▶ [Texte fourni]
%%
Michel Faber, Under the skin : La viande

Ce texte de Michel Faber est une réédition format poche aux éditions Points.  
Under the Skin est adapté cette année au cinéma (sortie le 25 juin)  mais la bande annonce que j'ai visionnée est à mille lieues du roman, je vous conseille donc en premier lieu de lire le livre assez formidable. Et terrible. 

Bon... comment vous donner envie d'ouvrir ce livre  sans rien vous  en dévoiler ?   Vous pourrez lire, concernant le film, que c'est de la science fiction. C'est dommage de commencer le roman avec cette idée. Je n'aime pas lire de l'anticipation parce que tout me paraît artificiel et bourré de clichés ridicules. Heureusement, j'ai entamé la lecture de Under the skin sans cet a-priori parce que le communiqué de presse, tout comme la 4ème de couverture ne disent pas que le texte s'apparente à ce genre et je vous assure qu'il m'a fallu pas mal de chapitres pour en convenir. Et c'est très curieux, encore maintenant, j'y vois plutôt un conte, une allégorie.  Presque une réalité...parce que ce bouquin épatant est rudement bien conçu.

Une jeune femme au volant traque des auto-stoppeurs, elle est extrêmement spéciale cette fille, physiquement et psychiquement, elle les observe d'abord puis les invite à monter s'ils correspondent à ses critères, et il advient ce qu'il doit advenir, je ne vous en dirai rien bien sûr et vous ne pouvez même pas l'imaginer en lisant cette chronique, d'ailleurs  tout le charme (maléfique)  de ce livre est justement de ne jamais être sûr de rien pendant pas mal de temps.
%%
▶ [Extrait de données]
%%
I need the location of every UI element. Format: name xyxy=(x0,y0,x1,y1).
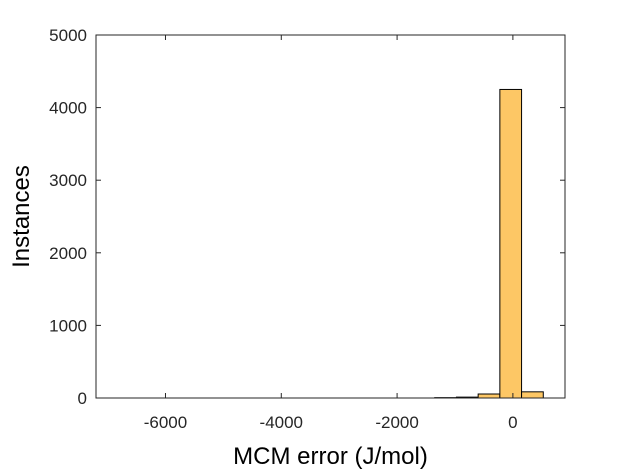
%%
▶ [Travail demandé]
1. Répondez à ces questions d'après la chronique sur Under the Skin :
(a) Chez quel éditeur paraît la réédition au format poche ?
(b) Quelle est la date de sortie de l'adaptation au cinéma ?
(c) Qui la jeune femme au volant traque-t-elle ?
2. Recopiez le passage de la chronique sur Under the Skin qui va de « Ce texte de » à « formidable. Et terrible. », ces deux segments compris.

▶ [Réponses rédigées]
1.
(a) Aux éditions Points.
(b) Le 25 juin.
(c) Des auto-stoppeurs.

2.
Ce texte de Michel Faber est une réédition format poche aux éditions Points.  
Under the Skin est adapté cette année au cinéma (sortie le 25 juin)  mais la bande annonce que j'ai visionnée est à mille lieues du roman, je vous conseille donc en premier lieu de lire le livre assez formidable. Et terrible.